Exercise directions » Look through the material and tally each line bearing the word "have". Give only the total.

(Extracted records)
-- START --

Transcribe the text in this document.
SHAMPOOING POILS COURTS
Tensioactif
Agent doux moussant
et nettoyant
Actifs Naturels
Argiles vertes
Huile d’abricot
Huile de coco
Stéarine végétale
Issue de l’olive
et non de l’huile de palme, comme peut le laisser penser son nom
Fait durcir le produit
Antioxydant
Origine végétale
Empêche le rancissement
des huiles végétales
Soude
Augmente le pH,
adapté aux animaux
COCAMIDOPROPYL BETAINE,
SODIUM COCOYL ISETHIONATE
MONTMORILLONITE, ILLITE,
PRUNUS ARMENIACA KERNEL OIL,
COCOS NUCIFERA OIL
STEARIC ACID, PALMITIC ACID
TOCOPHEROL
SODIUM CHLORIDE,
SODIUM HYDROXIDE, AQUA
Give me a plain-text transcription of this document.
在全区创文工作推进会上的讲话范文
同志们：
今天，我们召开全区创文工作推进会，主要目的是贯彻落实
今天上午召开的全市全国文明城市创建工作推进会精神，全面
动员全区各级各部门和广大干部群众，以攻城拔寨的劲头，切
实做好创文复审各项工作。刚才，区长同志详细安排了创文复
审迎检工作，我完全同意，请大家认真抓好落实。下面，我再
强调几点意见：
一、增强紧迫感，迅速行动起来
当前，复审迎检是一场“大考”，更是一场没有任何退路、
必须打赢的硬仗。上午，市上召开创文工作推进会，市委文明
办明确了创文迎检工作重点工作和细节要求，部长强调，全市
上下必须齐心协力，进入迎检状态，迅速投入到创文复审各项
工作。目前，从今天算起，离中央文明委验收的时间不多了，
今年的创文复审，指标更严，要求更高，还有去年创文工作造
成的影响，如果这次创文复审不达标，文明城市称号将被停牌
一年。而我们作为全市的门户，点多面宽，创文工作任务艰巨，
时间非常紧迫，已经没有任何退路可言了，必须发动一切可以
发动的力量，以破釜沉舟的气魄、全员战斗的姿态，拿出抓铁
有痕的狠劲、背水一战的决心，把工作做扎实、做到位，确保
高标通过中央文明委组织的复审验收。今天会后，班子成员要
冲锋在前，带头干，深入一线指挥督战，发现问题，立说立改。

-- END --
-- START --

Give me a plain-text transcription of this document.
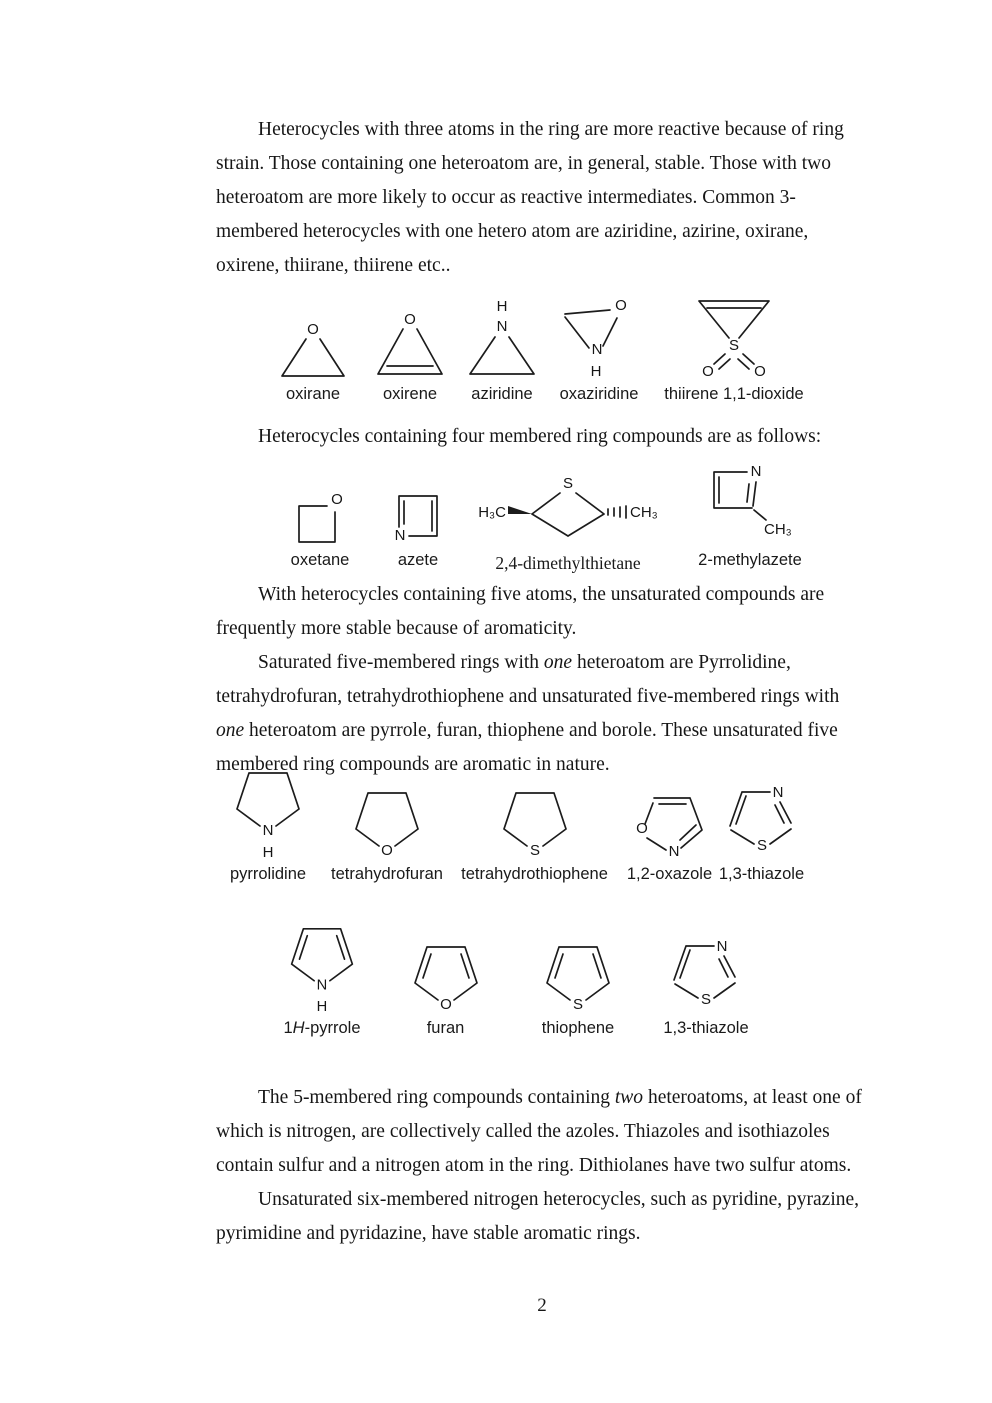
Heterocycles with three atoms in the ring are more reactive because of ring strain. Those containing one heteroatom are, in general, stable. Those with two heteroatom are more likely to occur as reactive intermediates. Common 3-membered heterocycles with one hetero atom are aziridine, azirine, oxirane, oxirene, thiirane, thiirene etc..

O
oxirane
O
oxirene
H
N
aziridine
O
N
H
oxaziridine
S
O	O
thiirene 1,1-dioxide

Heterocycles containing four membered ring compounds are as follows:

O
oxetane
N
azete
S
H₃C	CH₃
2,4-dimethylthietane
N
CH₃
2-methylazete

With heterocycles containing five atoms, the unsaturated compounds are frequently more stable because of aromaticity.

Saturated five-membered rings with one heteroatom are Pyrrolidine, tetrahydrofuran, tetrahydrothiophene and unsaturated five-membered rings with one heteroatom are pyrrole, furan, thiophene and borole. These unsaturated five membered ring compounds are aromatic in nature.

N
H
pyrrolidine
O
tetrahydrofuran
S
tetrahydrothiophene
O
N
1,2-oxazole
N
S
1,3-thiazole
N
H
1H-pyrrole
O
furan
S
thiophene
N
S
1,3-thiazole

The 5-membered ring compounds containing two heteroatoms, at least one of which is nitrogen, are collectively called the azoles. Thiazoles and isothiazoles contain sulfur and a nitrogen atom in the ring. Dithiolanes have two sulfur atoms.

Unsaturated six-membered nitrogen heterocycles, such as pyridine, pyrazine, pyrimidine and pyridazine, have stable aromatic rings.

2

-- END --

Response to this task » 2